Passage to read section start
Parse "SeekHead" elements referenced by "Seek" elements

Follow at least one level of indirection by default
This commit is contained in:
Martchus 2019-06-17 19:11:00 +02:00
parent 0c2056c2f9
commit 480857b1b6
3 changed files with 60 additions and 27 deletions

View File

@ -500,8 +500,8 @@ void MatroskaContainer::internalParseHeader(Diagnostics &diag)
}
break;
case MatroskaIds::Cluster:
// cluster reached
// stop here if all relevant information has been gathered
// stop as soon as the first cluster has been reached if all relevant information has been gathered
// -> take elements from seek tables within this segment into account
for (auto i = m_seekInfos.cbegin() + seekInfosIndex, end = m_seekInfos.cend(); i != end; ++i, ++seekInfosIndex) {
for (const auto &infoPair : (*i)->info()) {
std::uint64_t offset = currentOffset + topLevelElement->dataOffset() + infoPair.second;
@ -559,9 +559,7 @@ void MatroskaContainer::internalParseHeader(Diagnostics &diag)
}
}
}
// not checking if m_tagsElements is empty avoids long parsing times when loading big files
// but also has the disadvantage that the parser relies on the presence of a SeekHead element
// (which is not mandatory) to detect tags at the end of the segment
// -> stop if tracks and tags have been found or the file exceeds the max. size to fully process
if (((!m_tracksElements.empty() && !m_tagsElements.empty()) || fileInfo().size() > m_maxFullParseSize)
Passage to read section end
Dataset excerpts section start
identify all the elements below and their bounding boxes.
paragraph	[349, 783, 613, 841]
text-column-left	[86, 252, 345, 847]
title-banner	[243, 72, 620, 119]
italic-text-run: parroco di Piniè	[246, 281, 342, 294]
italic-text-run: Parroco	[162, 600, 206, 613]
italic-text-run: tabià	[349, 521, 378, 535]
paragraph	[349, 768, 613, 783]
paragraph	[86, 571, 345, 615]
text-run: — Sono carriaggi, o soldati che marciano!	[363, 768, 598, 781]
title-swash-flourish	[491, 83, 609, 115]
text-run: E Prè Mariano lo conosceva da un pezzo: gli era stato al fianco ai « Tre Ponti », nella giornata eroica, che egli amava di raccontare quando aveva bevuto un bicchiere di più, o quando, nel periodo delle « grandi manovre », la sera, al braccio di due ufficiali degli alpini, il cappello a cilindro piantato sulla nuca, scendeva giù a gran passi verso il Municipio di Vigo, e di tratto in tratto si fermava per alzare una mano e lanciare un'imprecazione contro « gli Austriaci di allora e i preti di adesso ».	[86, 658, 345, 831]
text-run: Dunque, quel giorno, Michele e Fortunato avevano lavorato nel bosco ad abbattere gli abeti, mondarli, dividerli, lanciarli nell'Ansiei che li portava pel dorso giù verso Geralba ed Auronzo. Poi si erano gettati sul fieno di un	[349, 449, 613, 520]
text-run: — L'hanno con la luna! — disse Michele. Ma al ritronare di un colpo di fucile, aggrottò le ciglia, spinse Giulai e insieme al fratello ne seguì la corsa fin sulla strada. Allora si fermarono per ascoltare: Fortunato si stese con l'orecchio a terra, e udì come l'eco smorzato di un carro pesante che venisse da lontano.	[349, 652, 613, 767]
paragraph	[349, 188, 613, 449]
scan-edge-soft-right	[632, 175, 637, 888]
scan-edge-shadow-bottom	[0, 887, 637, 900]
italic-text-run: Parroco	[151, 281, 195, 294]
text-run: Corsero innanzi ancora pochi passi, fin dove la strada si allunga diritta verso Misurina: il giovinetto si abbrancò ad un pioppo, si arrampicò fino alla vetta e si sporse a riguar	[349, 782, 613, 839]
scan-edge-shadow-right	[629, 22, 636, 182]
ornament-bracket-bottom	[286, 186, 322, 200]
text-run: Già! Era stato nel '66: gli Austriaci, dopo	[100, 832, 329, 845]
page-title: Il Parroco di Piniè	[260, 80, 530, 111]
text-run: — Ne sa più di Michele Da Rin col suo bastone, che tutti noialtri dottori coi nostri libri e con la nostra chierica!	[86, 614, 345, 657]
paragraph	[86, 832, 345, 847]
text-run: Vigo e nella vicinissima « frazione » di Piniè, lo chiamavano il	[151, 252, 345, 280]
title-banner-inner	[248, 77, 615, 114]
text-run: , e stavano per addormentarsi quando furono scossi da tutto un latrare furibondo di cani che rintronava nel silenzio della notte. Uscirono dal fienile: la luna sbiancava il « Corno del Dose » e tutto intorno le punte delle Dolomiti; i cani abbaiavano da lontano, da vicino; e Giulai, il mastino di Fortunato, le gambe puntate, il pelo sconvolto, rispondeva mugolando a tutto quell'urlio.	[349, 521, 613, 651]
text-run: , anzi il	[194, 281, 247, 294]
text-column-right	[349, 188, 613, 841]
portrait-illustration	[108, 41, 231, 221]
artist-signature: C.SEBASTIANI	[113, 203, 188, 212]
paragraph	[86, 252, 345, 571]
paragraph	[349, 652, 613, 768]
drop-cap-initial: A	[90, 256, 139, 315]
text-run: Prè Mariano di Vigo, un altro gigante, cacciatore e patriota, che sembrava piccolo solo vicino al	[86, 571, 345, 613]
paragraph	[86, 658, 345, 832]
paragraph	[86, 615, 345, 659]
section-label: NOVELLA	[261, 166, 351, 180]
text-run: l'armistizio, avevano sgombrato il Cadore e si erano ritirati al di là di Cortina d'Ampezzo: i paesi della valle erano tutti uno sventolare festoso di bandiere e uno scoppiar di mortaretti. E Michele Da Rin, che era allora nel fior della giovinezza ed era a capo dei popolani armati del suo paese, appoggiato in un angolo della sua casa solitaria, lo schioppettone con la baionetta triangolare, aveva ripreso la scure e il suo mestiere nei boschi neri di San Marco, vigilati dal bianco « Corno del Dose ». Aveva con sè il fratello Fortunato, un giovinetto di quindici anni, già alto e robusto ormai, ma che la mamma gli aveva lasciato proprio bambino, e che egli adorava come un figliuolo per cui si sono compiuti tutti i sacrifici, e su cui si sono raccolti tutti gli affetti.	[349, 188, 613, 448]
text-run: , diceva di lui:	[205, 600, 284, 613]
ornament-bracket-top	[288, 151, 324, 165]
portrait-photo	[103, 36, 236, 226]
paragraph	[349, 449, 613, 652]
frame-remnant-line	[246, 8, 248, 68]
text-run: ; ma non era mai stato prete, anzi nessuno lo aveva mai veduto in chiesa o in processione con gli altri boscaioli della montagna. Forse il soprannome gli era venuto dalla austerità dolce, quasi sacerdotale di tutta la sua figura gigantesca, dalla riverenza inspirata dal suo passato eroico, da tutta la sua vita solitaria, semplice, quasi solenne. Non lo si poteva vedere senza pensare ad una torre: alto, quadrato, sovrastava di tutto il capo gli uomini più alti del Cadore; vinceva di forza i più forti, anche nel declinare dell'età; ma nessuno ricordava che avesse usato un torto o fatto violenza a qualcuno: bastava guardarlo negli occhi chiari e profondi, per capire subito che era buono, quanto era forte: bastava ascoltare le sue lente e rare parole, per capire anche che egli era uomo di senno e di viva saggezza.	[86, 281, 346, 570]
Dataset excerpts section end
Transcribe the commit page above on parsing "SeekHead" elements in full, keeping every line and character unchanged.

§ **Result for this task**
Parse "SeekHead" elements referenced by "Seek" elements

Follow at least one level of indirection by default
This commit is contained in:
Martchus 2019-06-17 19:11:00 +02:00
parent 0c2056c2f9
commit 480857b1b6
3 changed files with 60 additions and 27 deletions

View File

@ -500,8 +500,8 @@ void MatroskaContainer::internalParseHeader(Diagnostics &diag)
}
break;
case MatroskaIds::Cluster:
// cluster reached
// stop here if all relevant information has been gathered
// stop as soon as the first cluster has been reached if all relevant information has been gathered
// -> take elements from seek tables within this segment into account
for (auto i = m_seekInfos.cbegin() + seekInfosIndex, end = m_seekInfos.cend(); i != end; ++i, ++seekInfosIndex) {
for (const auto &infoPair : (*i)->info()) {
std::uint64_t offset = currentOffset + topLevelElement->dataOffset() + infoPair.second;
@ -559,9 +559,7 @@ void MatroskaContainer::internalParseHeader(Diagnostics &diag)
}
}
}
// not checking if m_tagsElements is empty avoids long parsing times when loading big files
// but also has the disadvantage that the parser relies on the presence of a SeekHead element
// (which is not mandatory) to detect tags at the end of the segment
// -> stop if tracks and tags have been found or the file exceeds the max. size to fully process
if (((!m_tracksElements.empty() && !m_tagsElements.empty()) || fileInfo().size() > m_maxFullParseSize)